> [Data for this exercise]:
——

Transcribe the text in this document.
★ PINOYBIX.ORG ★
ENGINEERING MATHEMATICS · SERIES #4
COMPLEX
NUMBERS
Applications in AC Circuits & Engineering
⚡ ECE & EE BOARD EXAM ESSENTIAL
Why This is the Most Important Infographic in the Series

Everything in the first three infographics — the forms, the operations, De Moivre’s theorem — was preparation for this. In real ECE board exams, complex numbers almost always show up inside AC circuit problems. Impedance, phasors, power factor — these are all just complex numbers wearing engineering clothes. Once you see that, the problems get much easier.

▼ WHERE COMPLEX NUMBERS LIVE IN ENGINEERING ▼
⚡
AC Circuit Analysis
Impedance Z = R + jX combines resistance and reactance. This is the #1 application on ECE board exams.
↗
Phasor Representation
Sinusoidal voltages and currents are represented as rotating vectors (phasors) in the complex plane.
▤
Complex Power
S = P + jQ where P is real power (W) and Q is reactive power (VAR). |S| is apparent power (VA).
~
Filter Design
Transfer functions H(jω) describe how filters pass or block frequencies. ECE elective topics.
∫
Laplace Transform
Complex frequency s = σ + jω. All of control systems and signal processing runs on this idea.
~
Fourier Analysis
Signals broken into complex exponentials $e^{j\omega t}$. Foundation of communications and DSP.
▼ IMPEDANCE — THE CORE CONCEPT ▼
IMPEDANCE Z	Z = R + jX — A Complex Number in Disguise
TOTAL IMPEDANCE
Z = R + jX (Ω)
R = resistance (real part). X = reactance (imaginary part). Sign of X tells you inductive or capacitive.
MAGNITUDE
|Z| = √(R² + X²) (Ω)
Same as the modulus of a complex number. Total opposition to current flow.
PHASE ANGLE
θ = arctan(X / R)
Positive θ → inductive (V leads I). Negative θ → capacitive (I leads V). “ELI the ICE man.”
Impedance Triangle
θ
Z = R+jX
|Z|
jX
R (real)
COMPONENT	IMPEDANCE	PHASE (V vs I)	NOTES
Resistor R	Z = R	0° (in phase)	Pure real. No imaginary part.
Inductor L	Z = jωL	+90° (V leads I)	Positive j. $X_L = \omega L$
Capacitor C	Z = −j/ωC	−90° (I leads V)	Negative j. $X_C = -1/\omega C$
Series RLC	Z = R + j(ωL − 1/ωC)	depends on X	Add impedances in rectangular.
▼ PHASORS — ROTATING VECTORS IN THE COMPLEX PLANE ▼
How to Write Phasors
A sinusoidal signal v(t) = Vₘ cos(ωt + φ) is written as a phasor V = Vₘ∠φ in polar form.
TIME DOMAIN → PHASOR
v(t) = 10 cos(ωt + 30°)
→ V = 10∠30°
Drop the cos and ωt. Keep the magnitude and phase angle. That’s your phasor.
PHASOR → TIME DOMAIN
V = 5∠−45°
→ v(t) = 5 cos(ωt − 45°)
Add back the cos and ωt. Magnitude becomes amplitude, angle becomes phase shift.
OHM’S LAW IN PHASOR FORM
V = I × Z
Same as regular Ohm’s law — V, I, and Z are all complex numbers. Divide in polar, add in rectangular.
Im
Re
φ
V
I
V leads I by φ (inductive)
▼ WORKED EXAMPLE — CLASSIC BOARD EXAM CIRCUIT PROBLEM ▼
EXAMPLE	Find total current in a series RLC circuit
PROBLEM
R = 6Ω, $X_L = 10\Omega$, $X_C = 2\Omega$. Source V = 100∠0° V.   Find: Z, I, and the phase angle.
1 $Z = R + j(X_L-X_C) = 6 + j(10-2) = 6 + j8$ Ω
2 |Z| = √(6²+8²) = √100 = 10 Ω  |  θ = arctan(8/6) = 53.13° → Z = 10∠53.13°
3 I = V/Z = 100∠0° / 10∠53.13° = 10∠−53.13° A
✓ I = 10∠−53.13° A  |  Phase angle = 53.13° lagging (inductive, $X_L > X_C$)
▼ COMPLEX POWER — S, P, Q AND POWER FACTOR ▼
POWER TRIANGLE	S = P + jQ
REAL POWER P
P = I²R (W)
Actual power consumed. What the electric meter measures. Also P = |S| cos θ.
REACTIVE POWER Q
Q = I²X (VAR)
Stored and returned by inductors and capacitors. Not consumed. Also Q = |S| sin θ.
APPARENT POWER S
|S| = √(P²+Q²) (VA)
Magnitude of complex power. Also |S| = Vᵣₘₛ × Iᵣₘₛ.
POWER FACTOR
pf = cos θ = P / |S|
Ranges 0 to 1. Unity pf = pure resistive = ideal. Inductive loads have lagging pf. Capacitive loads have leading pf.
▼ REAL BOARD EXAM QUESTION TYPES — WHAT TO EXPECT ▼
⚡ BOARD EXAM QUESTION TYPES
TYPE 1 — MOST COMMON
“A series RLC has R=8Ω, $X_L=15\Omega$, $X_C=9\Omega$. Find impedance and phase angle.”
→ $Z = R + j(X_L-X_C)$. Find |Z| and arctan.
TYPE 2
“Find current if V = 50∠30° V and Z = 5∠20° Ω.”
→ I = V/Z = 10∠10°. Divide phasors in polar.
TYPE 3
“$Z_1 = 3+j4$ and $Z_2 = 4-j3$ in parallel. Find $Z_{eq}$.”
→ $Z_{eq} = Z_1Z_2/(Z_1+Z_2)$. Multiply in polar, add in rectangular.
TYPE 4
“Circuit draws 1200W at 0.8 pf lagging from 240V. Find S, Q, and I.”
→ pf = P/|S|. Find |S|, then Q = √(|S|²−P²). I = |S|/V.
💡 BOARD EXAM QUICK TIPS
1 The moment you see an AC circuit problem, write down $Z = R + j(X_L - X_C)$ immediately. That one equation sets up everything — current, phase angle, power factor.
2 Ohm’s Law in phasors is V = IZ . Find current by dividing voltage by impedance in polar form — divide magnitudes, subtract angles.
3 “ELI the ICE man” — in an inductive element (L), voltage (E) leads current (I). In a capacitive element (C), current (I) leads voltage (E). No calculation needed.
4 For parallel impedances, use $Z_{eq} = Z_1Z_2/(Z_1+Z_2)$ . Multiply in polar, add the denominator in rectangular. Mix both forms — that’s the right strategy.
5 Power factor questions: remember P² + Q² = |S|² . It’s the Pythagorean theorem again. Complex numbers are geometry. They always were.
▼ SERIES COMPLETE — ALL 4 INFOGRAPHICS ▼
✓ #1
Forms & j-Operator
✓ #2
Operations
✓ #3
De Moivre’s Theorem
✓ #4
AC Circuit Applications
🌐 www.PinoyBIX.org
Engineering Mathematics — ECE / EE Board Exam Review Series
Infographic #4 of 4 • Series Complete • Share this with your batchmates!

——

> [What the exercise asks]:
Gather from the data above every line with the string "leads".

> [Task response]:
Positive θ → inductive (V leads I). Negative θ → capacitive (I leads V). “ELI the ICE man.”
Inductor L	Z = jωL	+90° (V leads I)	Positive j. $X_L = \omega L$
Capacitor C	Z = −j/ωC	−90° (I leads V)	Negative j. $X_C = -1/\omega C$
V leads I by φ (inductive)
3 “ELI the ICE man” — in an inductive element (L), voltage (E) leads current (I). In a capacitive element (C), current (I) leads voltage (E). No calculation needed.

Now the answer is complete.